* [题目 A] 请把记录中从包含“highlighted-command: DISKPART> create”的那一行起，到包含“command-prompt-window: Administrator: Command”的那一行为止的各行（首尾两行都算在内）写成编号列表，空行不列入。

2022-01-07 11:00:15 作者：互联网

1.参数类型是 MultiValueMap


@RestController
public class HelloWorldController {
    @RequestMapping(path = "hi", method = RequestMethod.POST)
    public String hi(@RequestParam("para1") String para1, @RequestParam("para2") String para2){
        return "helloworld:" + para1 + "," + para2;
    };
}



RestTemplate template = new RestTemplate();
Map<String, Object> paramMap = new HashMap<String, Object>();
paramMap.put("para1", "001");
paramMap.put("para2", "002");

String url = "http://localhost:8080/hi";
String result = template.postForObject(url, paramMap, String.class);
System.out.println(result);

测试后你会发现事与愿违，返回提示 400 错误

实际上，只有当我们发送的 Body 是 MultiValueMap 才能使用表单来提交
定义的就是普通的 HashMap，最终是按请求 Body 的方式发送出去的。(json)

* [任务材料]
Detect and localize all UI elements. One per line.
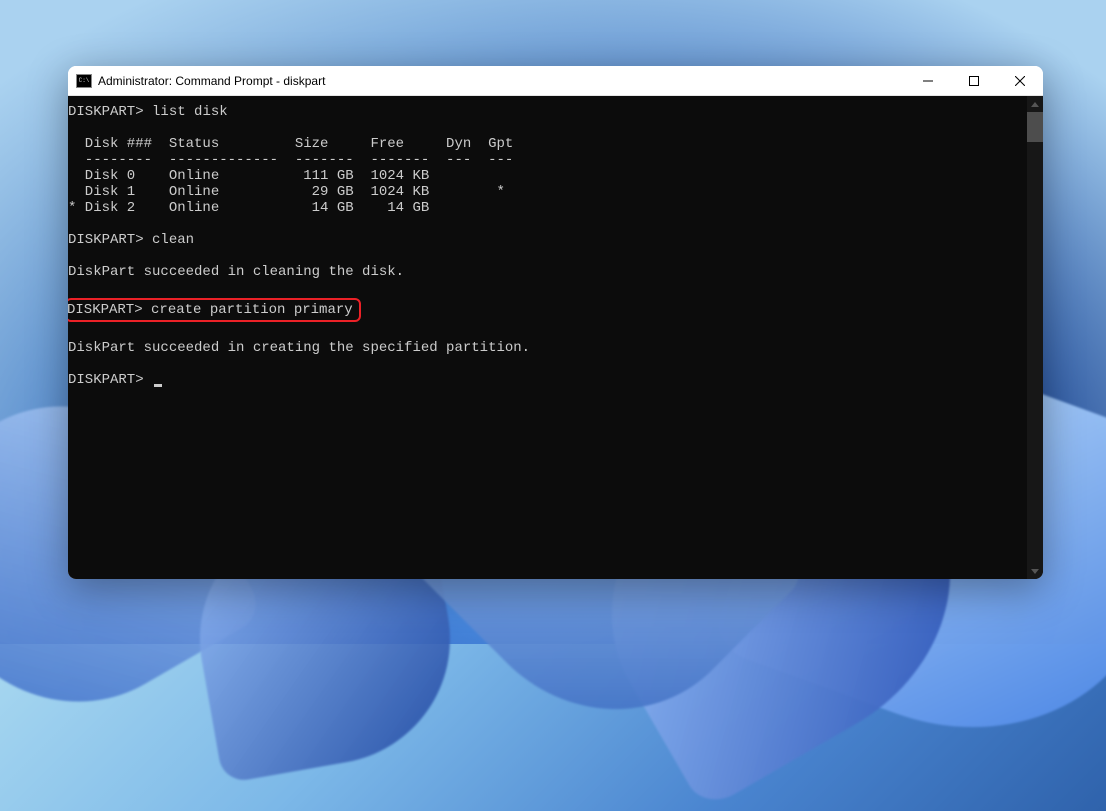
highlighted-command: DISKPART> create partition primary [68,298,361,322]
disk-table-separator: -------- ------------- ------- ------- -… [68,152,1027,168]
command-prompt-window: Administrator: Command Prompt - diskpart… [68,66,1043,579]
disk-row-1: Disk 1 Online 29 GB 1024 KB * [68,184,1027,200]
blank-line [68,356,1027,372]
disk-row-2: * Disk 2 Online 14 GB 14 GB [68,200,1027,216]
blank-line [68,248,1027,264]
scroll-up-arrow-icon[interactable] [1027,96,1043,112]
close-button[interactable] [997,66,1043,95]
command-create-partition: create partition primary [151,302,353,318]
disk-row-0: Disk 0 Online 111 GB 1024 KB [68,168,1027,184]
maximize-button[interactable] [951,66,997,95]
blank-line [68,120,1027,136]
create-success-message: DiskPart succeeded in creating the speci… [68,340,1027,356]
blank-line [68,324,1027,340]
blank-line [68,280,1027,296]
vertical-scrollbar[interactable] [1027,96,1043,579]
window-controls [905,66,1043,95]
prompt: DISKPART> [68,104,144,120]
cursor-icon [154,384,162,387]
minimize-button[interactable] [905,66,951,95]
cmd-icon [76,74,92,88]
scroll-down-arrow-icon[interactable] [1027,563,1043,579]
clean-success-message: DiskPart succeeded in cleaning the disk. [68,264,1027,280]
command-clean: clean [152,232,194,248]
prompt: DISKPART> [68,372,144,388]
window-titlebar[interactable]: Administrator: Command Prompt - diskpart [68,66,1043,96]
command-list-disk: list disk [152,104,228,120]
disk-table-headers: Disk ### Status Size Free Dyn Gpt [68,136,1027,152]
blank-line [68,216,1027,232]
scrollbar-thumb[interactable] [1027,112,1043,142]
terminal-output[interactable]: DISKPART> list disk Disk ### Status Size… [68,96,1027,579]
prompt: DISKPART> [68,232,144,248]
prompt: DISKPART> [68,302,143,318]
terminal-container: DISKPART> list disk Disk ### Status Size… [68,96,1043,579]
window-title: Administrator: Command Prompt - diskpart [98,74,905,88]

* [题目 B] 根据文档正文，只有在什么情况下才能使用表单来提交？

* [完整答案 A]
1. highlighted-command: DISKPART> create partition primary [68,298,361,322]
2. disk-table-separator: -------- ------------- ------- ------- -… [68,152,1027,168]
3. command-prompt-window: Administrator: Command Prompt - diskpart… [68,66,1043,579]

* [完整答案 B] 只有当发送的 Body 是 MultiValueMap 时，才能使用表单来提交。